Exercise details
Search the records for the word "screenshot" and report each line that has it.

Extracted records
──────
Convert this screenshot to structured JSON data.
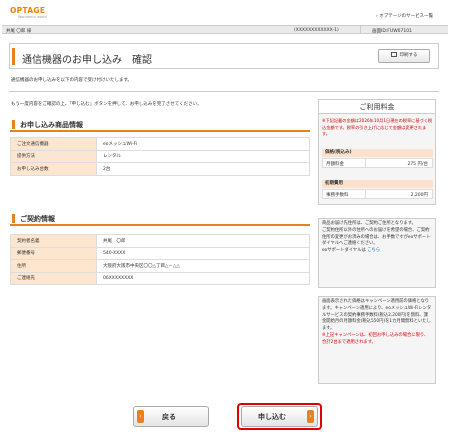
{
  "header": {
    "logo": "OPTAGE",
    "logo_sub": "Wonderful world",
    "service_link": "› オプテージのサービス一覧"
  },
  "info_bar": {
    "user": "井尾 〇郎 様",
    "number": "(XXXXXXXXXXXX-1)",
    "screen_id": "画面ID:FUW07101"
  },
  "page": {
    "title": "通信機器のお申し込み　確認",
    "print_label": "印刷する",
    "desc1": "通信機器のお申し込みを以下の内容で受け付けいたします。",
    "desc2": "もう一度内容をご確認の上、「申し込む」ボタンを押して、お申し込みを完了させてください。"
  },
  "order": {
    "heading": "お申し込み商品情報",
    "rows": [
      {
        "label": "ご注文通信機器",
        "value": "eoメッシュWi-Fi"
      },
      {
        "label": "提供方法",
        "value": "レンタル"
      },
      {
        "label": "お申し込み台数",
        "value": "2台"
      }
    ]
  },
  "contract": {
    "heading": "ご契約情報",
    "rows": [
      {
        "label": "契約者名義",
        "value": "井尾　〇郎"
      },
      {
        "label": "郵便番号",
        "value": "540-XXXX"
      },
      {
        "label": "住所",
        "value": "大阪府大阪市中央区〇〇△丁目△－△△"
      },
      {
        "label": "ご連絡先",
        "value": "06XXXXXXXX"
      }
    ]
  },
  "sidebar": {
    "title": "ご利用料金",
    "note": "※下記記載の金額は2026年10月1日現在の税率に基づく税込金額です。税率の引き上げに応じて金額は変更されます。",
    "price_head": "価格(税込み)",
    "monthly_label": "月額料金",
    "monthly_value": "275 円/台",
    "initial_head": "初期費用",
    "fee_label": "事務手数料",
    "fee_value": "2,200円",
    "box2_line1": "商品お届け先住所は、ご契約ご住所となります。",
    "box2_line2": "ご契約住所以外の住所へのお届けを希望の場合、ご契約住所の変更がお済みの場合は、お手数ですがeoサポートダイヤルへご連絡ください。",
    "box2_link_pre": "eoサポートダイヤルは ",
    "box2_link": "こちら",
    "box3_text": "画面表示された価格はキャンペーン適用前の価格となります。キャンペーン適用により、eoメッシュWi-Fiレンタルサービスの契約事務手数料(税込2,200円)を無料、課金開始月の月額料金(税込550円)を1カ月間無料といたします。",
    "box3_note": "※上記キャンペーンは、初回お申し込みの場合に限り、合計2台まで適用されます。"
  },
  "buttons": {
    "back": "戻る",
    "submit": "申し込む"
  },
  "colors": {
    "accent": "#e8821e",
    "table_header": "#fde6cf",
    "highlight": "#e00000"
  }
}
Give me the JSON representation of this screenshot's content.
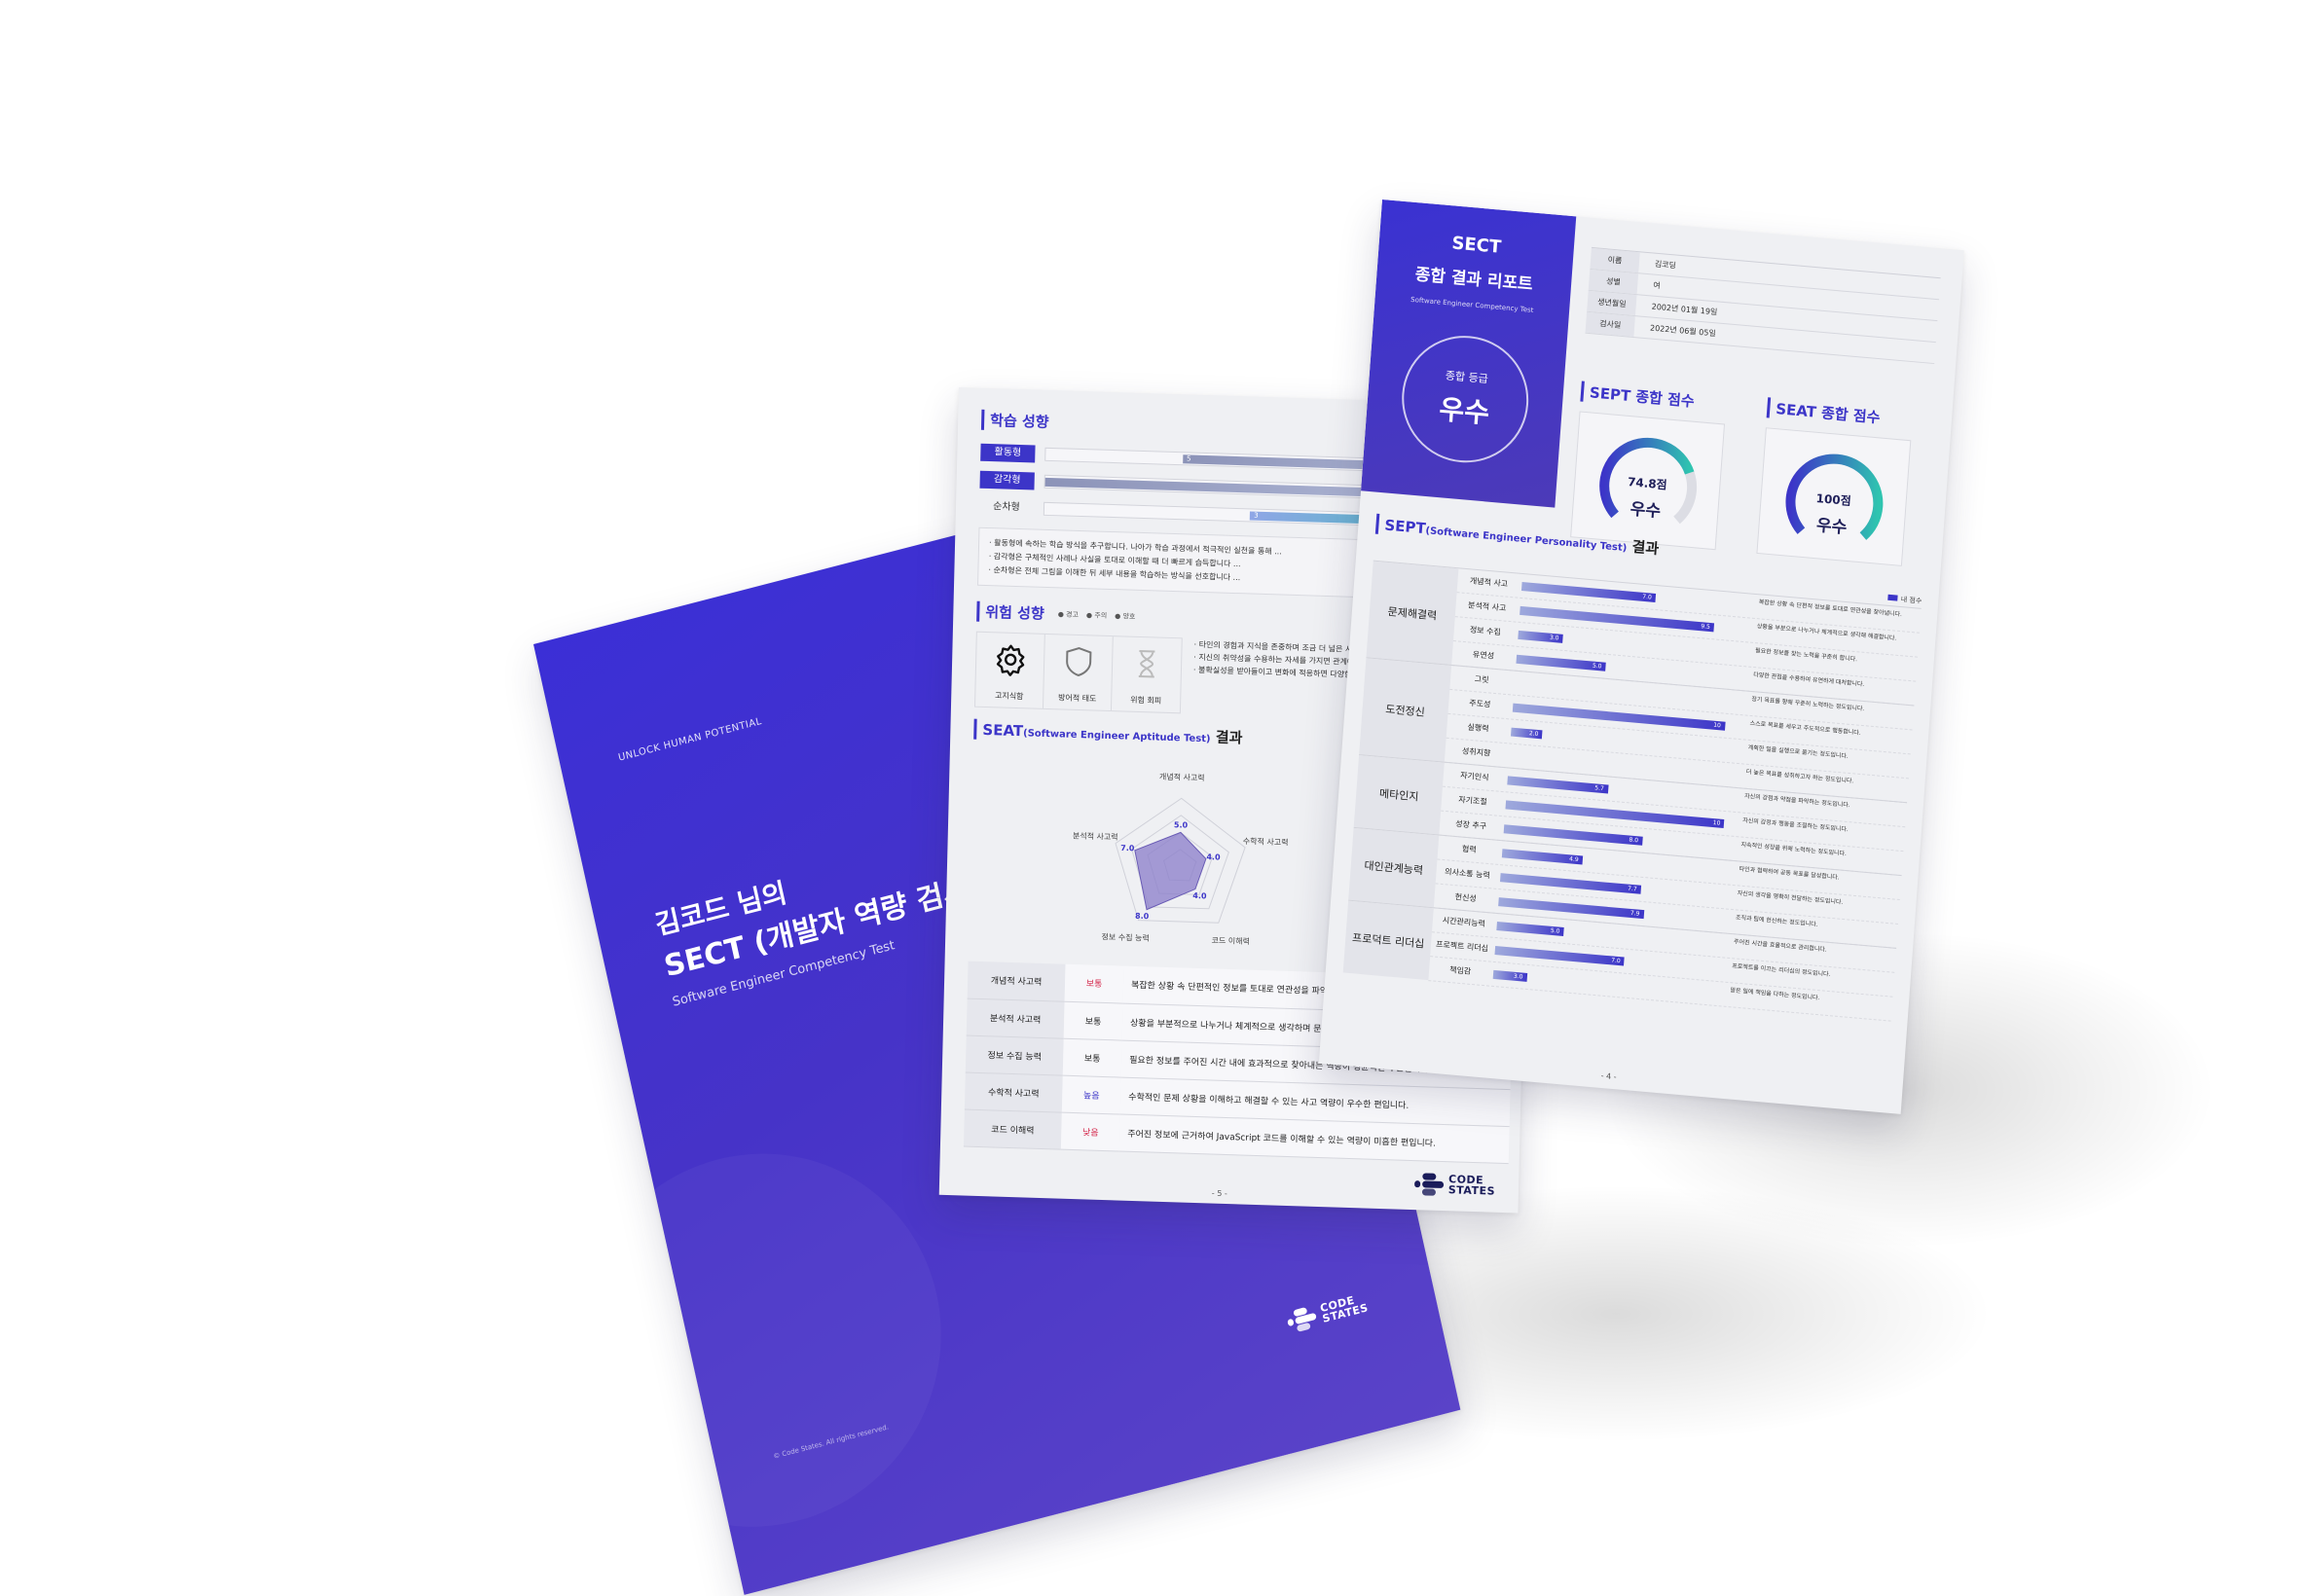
──────
Output of the task
Convert this screenshot to structured JSON data.
Give me the JSON representation of this screenshot's content.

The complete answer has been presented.